§ Problem statement: Select, from the data, each line where "name" occurs.

§ Material for this task:
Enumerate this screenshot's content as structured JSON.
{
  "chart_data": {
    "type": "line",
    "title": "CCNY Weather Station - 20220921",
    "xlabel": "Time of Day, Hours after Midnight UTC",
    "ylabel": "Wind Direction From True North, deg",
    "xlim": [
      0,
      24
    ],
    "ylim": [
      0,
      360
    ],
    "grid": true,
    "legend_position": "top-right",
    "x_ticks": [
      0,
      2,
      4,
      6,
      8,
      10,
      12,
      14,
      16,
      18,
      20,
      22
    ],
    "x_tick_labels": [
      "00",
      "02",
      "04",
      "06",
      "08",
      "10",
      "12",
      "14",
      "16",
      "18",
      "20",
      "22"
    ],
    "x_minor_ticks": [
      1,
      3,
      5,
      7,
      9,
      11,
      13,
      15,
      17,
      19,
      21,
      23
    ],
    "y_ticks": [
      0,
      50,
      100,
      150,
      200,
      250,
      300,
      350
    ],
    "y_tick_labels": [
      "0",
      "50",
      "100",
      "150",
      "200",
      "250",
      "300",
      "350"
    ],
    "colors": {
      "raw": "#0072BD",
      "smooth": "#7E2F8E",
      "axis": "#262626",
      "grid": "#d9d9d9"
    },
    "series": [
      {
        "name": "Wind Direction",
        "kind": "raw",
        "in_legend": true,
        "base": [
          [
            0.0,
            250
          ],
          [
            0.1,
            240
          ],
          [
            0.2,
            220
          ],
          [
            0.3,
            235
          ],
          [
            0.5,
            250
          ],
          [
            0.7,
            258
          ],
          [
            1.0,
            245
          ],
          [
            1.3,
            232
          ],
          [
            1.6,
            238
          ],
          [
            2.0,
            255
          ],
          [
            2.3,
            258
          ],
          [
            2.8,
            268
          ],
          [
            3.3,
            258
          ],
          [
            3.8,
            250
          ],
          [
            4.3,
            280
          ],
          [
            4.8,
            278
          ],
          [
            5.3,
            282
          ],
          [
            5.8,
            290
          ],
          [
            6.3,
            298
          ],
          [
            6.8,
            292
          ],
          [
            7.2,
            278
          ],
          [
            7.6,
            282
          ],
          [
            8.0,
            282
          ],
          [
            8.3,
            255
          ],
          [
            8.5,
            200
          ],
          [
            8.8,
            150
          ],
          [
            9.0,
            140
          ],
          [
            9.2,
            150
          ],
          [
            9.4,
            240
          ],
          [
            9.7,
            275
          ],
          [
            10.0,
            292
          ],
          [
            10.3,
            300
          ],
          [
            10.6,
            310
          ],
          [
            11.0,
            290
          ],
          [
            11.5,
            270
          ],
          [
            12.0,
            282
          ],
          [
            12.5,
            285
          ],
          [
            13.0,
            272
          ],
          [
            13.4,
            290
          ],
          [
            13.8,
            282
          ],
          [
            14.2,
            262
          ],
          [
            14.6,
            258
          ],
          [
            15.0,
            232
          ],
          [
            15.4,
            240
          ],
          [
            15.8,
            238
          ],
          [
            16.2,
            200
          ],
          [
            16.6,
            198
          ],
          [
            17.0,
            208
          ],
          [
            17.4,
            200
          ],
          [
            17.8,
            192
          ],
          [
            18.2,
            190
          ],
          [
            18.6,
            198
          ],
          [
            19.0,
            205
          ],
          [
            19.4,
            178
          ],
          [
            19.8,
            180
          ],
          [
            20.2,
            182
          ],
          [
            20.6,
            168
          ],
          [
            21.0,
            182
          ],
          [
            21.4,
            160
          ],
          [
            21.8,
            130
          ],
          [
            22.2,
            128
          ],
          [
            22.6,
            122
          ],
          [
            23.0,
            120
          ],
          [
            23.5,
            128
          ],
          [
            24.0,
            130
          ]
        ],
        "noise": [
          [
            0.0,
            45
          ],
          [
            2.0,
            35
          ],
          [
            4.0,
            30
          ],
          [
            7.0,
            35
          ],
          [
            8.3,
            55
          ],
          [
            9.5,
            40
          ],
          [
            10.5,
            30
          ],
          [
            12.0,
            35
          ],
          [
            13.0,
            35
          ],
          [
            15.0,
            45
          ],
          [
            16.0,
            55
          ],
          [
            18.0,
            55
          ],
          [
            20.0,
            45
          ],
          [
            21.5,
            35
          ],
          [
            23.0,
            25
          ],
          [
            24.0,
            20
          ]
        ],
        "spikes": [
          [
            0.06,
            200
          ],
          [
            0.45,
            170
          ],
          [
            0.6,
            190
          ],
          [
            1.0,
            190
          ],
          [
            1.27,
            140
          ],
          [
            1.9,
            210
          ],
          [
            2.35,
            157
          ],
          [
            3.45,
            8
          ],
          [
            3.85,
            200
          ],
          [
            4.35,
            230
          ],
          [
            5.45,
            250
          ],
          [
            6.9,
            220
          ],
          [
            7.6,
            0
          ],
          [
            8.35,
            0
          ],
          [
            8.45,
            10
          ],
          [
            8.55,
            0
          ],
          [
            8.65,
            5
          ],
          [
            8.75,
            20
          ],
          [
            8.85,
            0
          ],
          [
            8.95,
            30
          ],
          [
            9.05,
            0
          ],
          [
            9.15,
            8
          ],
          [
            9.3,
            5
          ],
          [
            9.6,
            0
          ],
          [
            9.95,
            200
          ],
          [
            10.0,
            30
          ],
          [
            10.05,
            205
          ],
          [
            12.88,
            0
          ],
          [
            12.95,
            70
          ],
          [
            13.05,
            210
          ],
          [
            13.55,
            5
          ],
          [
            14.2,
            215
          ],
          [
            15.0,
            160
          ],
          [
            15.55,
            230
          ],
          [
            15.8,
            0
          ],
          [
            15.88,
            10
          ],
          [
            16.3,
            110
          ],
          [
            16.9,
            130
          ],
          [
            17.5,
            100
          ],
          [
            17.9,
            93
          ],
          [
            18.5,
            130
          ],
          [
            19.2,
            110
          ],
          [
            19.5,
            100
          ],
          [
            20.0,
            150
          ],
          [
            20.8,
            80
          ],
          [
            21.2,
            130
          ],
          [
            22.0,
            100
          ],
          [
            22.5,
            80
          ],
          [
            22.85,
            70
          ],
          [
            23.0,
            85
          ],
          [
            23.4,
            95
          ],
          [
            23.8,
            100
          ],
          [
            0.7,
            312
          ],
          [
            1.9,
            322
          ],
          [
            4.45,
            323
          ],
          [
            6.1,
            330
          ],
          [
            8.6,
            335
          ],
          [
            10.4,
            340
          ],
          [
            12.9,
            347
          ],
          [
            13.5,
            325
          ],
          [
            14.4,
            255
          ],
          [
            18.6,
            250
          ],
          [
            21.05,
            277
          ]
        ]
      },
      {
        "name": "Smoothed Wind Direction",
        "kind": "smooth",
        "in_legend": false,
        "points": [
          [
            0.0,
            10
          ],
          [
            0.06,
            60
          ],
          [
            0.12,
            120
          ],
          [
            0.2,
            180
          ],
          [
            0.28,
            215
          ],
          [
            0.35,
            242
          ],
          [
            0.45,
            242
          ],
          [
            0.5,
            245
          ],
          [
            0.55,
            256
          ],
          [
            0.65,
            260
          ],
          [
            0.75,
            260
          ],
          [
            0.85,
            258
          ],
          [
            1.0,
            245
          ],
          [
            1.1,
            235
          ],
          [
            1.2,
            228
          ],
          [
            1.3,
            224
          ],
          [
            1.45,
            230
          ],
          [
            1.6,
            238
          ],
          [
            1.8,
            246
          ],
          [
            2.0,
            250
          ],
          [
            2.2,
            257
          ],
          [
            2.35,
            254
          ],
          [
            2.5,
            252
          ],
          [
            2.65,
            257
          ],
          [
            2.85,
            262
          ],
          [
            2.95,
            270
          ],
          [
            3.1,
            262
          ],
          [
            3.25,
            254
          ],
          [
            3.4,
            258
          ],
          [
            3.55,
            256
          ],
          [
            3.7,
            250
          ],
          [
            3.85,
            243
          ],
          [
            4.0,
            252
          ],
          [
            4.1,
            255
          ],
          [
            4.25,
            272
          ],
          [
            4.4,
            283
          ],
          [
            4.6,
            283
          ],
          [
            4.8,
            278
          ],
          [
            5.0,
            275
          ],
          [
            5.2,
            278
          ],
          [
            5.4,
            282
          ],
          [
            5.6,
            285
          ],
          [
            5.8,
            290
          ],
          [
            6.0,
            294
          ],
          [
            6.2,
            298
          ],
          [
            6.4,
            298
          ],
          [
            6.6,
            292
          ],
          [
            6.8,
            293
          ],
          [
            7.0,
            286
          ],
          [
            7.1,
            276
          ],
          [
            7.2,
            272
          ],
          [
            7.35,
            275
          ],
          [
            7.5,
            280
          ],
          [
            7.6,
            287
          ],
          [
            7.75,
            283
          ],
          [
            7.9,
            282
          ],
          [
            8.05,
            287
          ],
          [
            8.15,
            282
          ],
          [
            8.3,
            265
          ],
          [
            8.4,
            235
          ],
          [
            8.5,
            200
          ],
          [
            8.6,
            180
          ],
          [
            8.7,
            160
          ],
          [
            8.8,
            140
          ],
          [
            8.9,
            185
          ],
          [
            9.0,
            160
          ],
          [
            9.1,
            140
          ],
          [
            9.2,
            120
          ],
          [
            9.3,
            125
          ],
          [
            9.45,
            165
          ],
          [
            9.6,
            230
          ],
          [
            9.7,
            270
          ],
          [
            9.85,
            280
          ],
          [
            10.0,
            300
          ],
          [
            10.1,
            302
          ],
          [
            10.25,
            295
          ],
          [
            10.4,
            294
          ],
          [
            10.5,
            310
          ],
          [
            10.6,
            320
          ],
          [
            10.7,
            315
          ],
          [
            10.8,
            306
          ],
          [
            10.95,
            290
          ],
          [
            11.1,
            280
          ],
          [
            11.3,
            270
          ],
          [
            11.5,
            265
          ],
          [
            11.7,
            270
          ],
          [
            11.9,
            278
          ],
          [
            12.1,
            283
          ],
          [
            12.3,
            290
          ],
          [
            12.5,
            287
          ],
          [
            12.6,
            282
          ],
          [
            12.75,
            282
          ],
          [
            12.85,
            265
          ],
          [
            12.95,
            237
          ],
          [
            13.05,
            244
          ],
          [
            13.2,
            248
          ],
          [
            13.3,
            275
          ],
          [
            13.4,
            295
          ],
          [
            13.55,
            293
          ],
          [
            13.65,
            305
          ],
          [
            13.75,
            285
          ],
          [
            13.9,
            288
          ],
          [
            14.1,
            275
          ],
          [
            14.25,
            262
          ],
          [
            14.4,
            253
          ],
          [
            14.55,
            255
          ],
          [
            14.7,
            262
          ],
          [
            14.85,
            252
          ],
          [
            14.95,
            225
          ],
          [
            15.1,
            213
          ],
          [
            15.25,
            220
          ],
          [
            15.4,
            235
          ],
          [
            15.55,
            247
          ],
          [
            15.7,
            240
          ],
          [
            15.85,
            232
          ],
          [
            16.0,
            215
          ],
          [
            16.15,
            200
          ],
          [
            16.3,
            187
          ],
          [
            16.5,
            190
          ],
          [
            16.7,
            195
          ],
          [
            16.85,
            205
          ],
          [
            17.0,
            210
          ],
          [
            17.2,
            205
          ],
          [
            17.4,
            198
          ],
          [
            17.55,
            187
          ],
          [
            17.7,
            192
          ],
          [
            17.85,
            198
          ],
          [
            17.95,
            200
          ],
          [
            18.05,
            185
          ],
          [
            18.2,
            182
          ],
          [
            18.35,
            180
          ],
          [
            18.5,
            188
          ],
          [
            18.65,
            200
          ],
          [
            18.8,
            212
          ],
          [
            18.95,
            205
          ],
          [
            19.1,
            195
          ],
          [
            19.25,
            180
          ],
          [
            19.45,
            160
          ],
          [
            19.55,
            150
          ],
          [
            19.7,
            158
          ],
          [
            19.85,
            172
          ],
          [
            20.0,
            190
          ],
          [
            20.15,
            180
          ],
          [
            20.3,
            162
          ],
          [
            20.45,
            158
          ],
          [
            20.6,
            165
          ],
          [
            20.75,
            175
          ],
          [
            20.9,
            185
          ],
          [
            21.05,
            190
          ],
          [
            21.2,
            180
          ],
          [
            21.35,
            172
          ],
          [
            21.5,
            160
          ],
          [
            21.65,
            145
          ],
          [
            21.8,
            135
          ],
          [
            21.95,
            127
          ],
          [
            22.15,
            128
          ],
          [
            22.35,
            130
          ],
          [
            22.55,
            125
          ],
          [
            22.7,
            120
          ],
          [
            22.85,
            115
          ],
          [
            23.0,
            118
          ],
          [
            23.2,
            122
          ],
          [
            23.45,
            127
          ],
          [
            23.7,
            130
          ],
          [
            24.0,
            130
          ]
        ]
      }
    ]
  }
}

§ Task output:
        "name": "Wind Direction",
        "name": "Smoothed Wind Direction",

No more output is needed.